What is being asked: Return, unaltered, the lines of the items below, beginning with the line that contains "List all visible" and continuing through the line that contains "- data-point: [371, 343, 377, 349]", both included.

Material to process:
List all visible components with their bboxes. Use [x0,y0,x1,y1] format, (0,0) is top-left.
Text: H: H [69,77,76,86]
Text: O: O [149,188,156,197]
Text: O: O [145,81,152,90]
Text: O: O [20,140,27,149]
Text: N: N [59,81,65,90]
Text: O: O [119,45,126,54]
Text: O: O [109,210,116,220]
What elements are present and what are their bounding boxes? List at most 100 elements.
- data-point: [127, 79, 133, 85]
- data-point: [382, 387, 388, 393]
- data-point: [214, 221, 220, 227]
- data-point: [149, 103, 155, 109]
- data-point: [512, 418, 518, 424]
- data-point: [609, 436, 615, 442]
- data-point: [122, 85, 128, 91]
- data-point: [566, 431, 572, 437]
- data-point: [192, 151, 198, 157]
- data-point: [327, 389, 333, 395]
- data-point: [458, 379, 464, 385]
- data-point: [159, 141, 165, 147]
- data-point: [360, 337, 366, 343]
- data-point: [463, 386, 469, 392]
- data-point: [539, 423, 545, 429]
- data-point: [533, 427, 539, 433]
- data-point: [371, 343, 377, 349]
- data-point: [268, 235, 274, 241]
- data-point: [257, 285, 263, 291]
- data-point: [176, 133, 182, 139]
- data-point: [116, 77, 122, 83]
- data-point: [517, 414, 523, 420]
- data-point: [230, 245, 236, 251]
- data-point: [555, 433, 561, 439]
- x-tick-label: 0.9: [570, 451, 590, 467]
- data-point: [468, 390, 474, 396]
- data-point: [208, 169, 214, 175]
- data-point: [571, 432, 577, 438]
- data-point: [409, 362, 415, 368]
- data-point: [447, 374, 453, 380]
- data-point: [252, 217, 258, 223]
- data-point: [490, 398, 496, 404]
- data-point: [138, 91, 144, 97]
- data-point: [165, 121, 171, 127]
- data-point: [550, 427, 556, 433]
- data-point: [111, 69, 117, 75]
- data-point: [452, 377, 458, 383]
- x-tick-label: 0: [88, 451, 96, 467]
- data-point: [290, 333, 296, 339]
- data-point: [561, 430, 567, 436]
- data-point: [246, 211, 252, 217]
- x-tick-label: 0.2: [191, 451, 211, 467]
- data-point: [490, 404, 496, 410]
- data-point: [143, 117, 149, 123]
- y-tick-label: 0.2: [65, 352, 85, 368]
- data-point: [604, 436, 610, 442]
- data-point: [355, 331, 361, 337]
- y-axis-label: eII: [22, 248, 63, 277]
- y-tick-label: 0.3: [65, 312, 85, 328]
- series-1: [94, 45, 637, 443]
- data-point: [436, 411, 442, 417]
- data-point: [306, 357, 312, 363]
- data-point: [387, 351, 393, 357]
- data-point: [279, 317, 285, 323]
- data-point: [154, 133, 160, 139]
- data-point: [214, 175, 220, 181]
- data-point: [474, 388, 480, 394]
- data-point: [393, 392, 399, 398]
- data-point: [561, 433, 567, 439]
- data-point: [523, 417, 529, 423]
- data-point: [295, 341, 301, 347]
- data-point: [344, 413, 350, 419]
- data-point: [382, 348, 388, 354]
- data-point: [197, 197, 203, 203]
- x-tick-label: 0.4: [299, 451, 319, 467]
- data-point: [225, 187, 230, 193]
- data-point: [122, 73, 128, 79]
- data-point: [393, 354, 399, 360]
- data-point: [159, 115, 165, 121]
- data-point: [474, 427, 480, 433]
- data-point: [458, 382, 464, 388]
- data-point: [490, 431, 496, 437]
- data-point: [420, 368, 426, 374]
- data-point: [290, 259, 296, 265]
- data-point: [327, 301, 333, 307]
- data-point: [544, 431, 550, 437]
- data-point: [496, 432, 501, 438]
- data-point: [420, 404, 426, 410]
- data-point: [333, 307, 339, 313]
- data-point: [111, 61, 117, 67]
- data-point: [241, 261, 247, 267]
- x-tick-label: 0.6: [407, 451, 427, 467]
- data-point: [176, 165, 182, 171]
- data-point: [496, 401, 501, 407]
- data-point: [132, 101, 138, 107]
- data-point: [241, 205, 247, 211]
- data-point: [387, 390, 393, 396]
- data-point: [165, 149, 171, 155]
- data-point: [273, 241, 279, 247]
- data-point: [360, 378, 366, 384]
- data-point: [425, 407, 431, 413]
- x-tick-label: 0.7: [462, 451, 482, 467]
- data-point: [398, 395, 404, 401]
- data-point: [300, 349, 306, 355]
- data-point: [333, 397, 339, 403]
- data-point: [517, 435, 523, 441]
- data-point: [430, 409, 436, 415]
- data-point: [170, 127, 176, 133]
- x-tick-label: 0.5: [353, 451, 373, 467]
---
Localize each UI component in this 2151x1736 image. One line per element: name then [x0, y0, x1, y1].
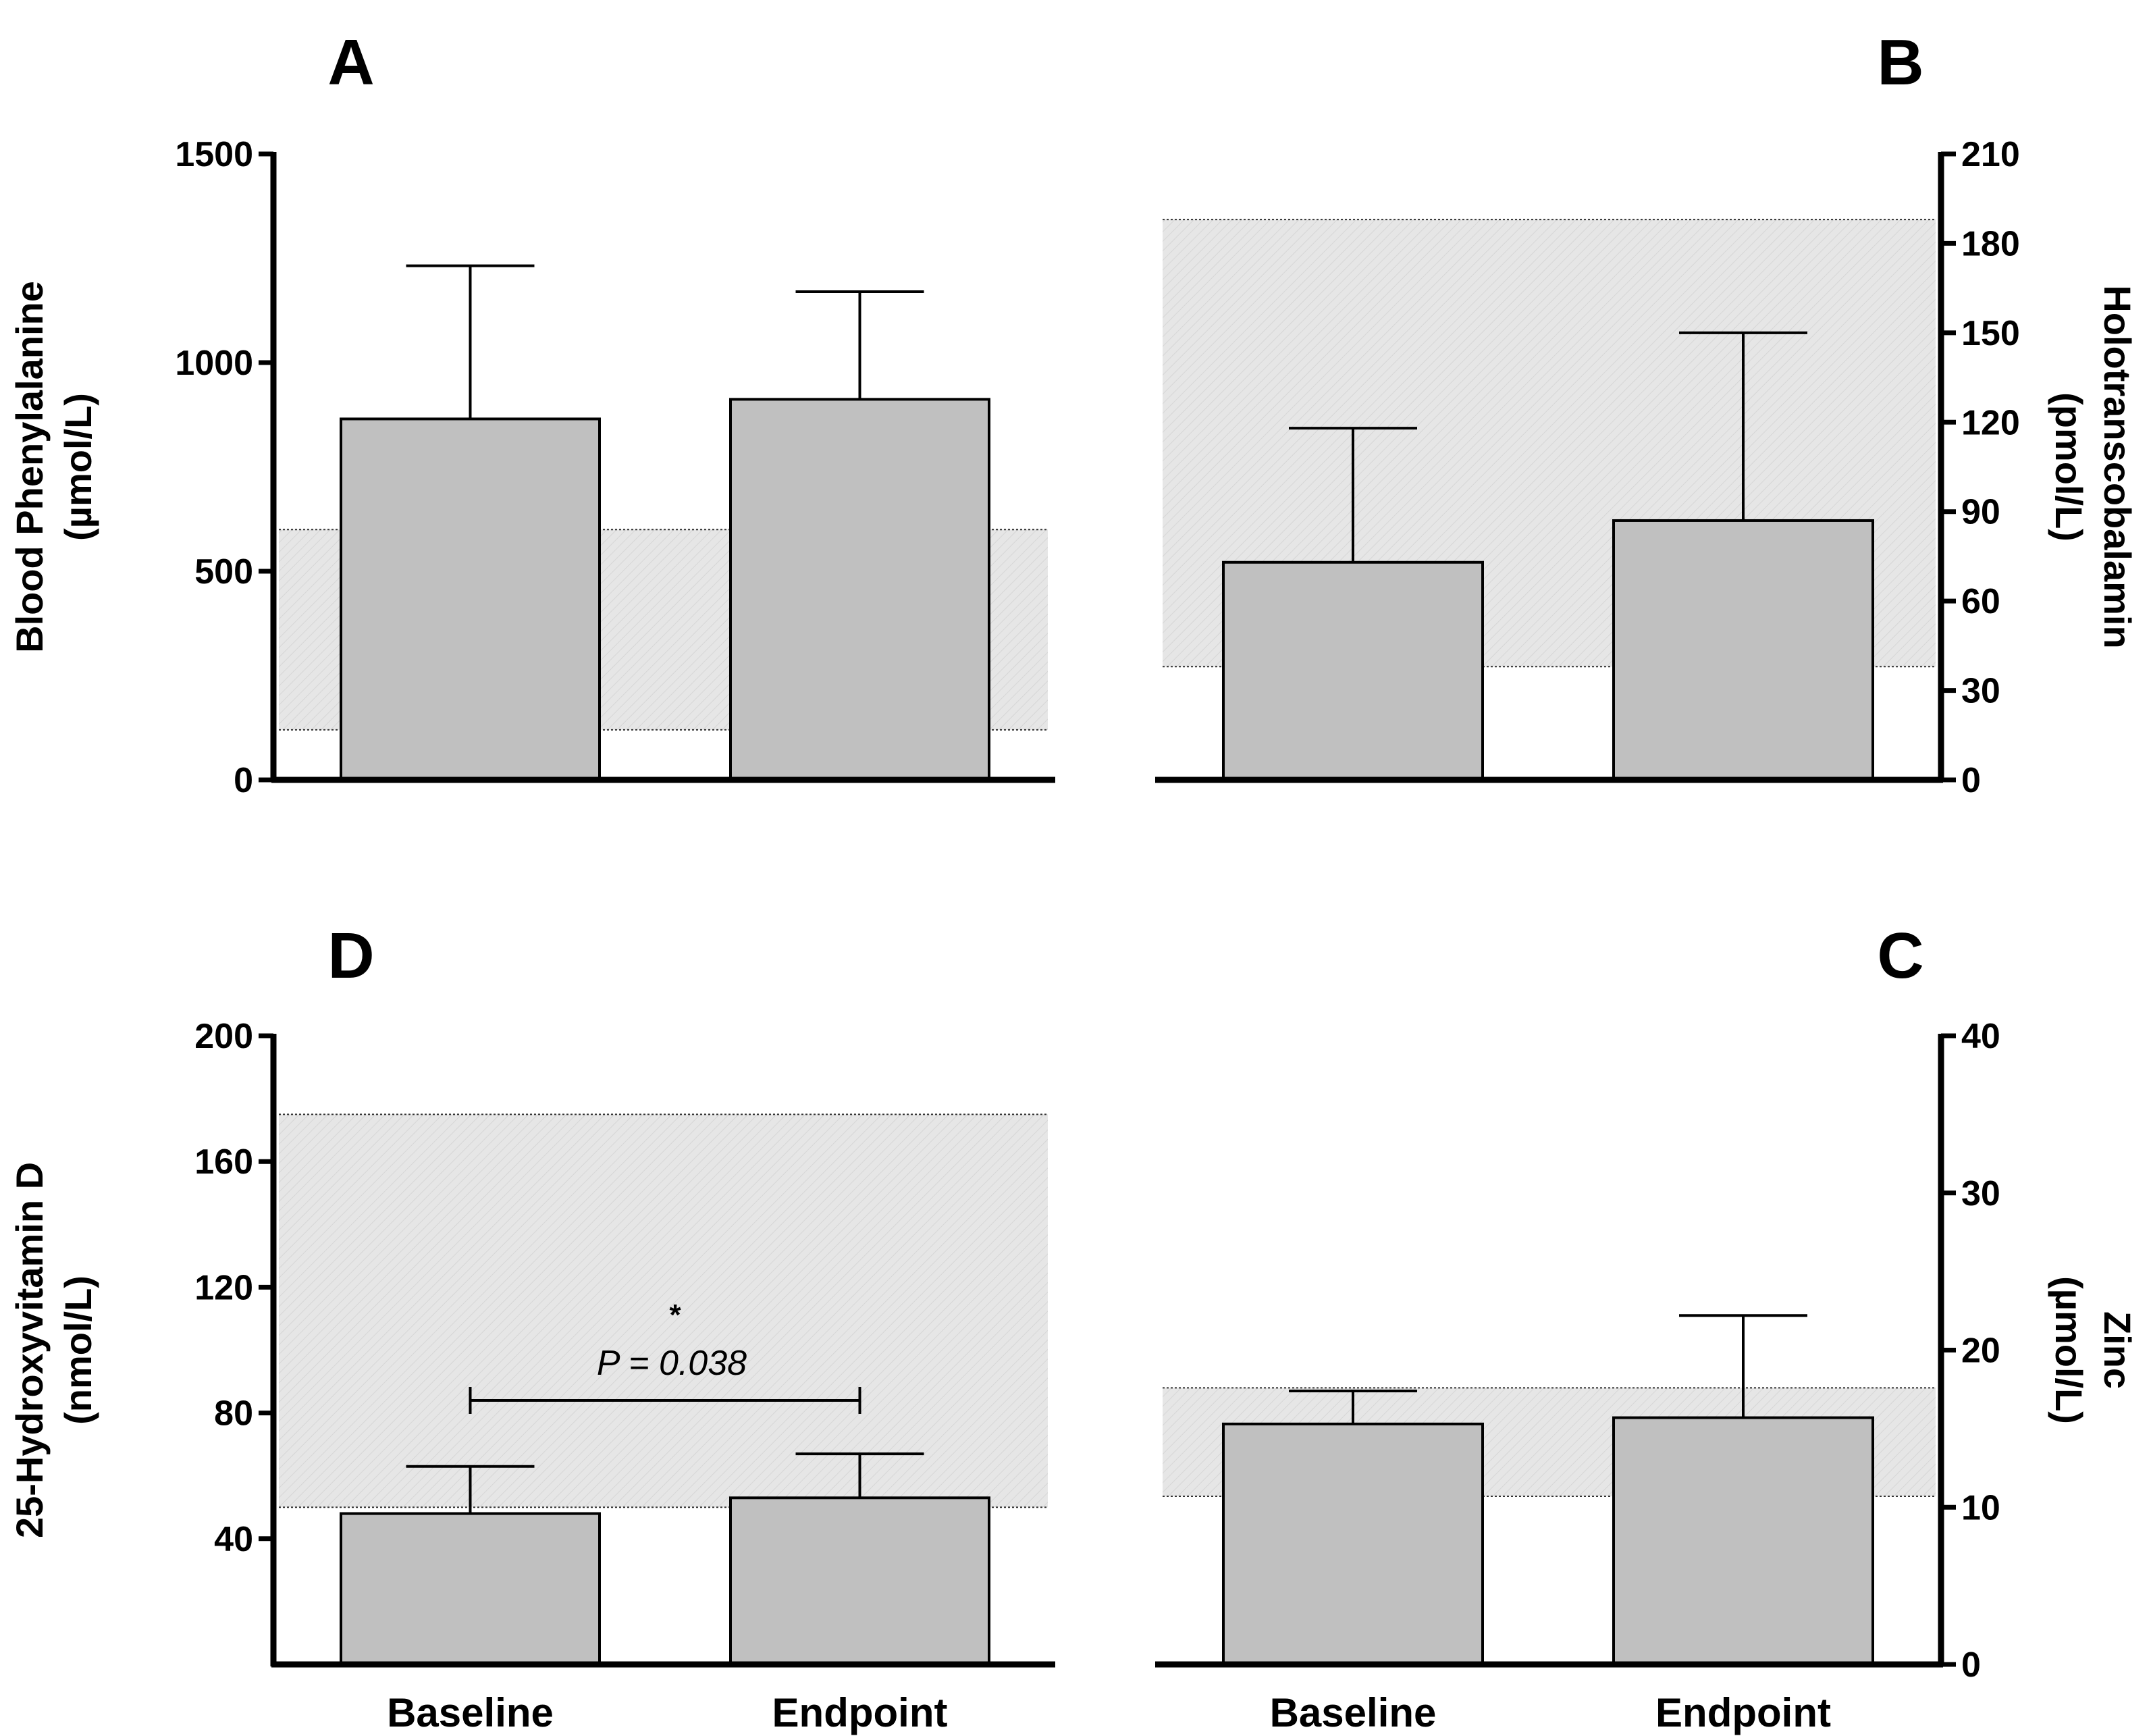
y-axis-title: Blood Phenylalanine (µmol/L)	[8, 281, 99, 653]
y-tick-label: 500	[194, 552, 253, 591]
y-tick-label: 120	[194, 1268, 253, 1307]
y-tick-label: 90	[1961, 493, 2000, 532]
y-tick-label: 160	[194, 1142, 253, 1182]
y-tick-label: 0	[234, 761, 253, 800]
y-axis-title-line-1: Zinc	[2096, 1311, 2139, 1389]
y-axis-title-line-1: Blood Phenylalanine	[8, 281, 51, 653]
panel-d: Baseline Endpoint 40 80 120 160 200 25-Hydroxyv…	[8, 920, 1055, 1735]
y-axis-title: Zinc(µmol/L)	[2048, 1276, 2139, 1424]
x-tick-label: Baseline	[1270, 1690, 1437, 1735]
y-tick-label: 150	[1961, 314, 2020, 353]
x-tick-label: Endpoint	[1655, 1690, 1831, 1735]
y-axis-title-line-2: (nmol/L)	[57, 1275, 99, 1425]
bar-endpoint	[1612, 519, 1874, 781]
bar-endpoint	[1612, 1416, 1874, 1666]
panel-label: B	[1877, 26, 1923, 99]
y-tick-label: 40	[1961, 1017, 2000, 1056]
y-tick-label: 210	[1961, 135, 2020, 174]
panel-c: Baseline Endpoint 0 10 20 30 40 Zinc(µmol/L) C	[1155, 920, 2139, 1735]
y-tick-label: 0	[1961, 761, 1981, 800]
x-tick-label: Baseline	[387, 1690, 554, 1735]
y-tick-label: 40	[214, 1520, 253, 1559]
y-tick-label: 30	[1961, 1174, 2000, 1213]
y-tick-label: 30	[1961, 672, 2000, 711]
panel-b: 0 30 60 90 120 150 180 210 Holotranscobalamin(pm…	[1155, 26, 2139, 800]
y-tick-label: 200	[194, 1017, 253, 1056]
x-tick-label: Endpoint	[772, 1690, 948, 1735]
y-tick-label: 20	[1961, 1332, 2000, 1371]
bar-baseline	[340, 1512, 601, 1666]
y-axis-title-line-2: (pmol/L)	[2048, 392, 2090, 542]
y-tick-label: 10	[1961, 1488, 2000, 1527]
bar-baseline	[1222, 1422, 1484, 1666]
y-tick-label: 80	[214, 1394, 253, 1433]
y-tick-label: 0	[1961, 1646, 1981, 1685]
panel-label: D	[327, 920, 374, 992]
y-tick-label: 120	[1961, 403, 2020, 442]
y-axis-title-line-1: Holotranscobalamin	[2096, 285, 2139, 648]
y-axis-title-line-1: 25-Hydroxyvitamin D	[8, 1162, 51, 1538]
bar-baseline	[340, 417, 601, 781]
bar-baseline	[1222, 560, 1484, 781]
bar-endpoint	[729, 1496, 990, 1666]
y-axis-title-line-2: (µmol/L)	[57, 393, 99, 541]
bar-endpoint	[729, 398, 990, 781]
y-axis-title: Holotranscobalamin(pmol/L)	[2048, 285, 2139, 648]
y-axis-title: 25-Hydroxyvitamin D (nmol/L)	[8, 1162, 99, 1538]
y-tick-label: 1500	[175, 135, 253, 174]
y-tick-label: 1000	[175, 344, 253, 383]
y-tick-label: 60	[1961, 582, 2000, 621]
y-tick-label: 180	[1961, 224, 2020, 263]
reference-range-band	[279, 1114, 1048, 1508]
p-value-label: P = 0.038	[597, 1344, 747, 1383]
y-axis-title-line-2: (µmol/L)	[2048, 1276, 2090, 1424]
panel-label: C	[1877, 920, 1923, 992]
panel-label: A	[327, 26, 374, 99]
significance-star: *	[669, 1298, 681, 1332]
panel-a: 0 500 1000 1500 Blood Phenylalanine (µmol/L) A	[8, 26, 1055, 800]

Finished exercise:
List all visible components with their bboxes. Use [x0,y0,x1,y1] format, (0,0) is top-left.
Text: H: H [69,77,76,86]
Text: O: O [149,188,156,197]
Text: O: O [145,81,152,90]
Text: O: O [20,140,27,149]
Text: N: N [59,81,65,90]
Text: O: O [119,45,126,54]
Text: O: O [109,210,116,220]
What elements are present and what are their bounding boxes? List at most 100 elements.
- data-point: [127, 79, 133, 85]
- data-point: [382, 387, 388, 393]
- data-point: [214, 221, 220, 227]
- data-point: [149, 103, 155, 109]
- data-point: [512, 418, 518, 424]
- data-point: [609, 436, 615, 442]
- data-point: [122, 85, 128, 91]
- data-point: [566, 431, 572, 437]
- data-point: [192, 151, 198, 157]
- data-point: [327, 389, 333, 395]
- data-point: [458, 379, 464, 385]
- data-point: [159, 141, 165, 147]
- data-point: [360, 337, 366, 343]
- data-point: [463, 386, 469, 392]
- data-point: [539, 423, 545, 429]
- data-point: [533, 427, 539, 433]
- data-point: [371, 343, 377, 349]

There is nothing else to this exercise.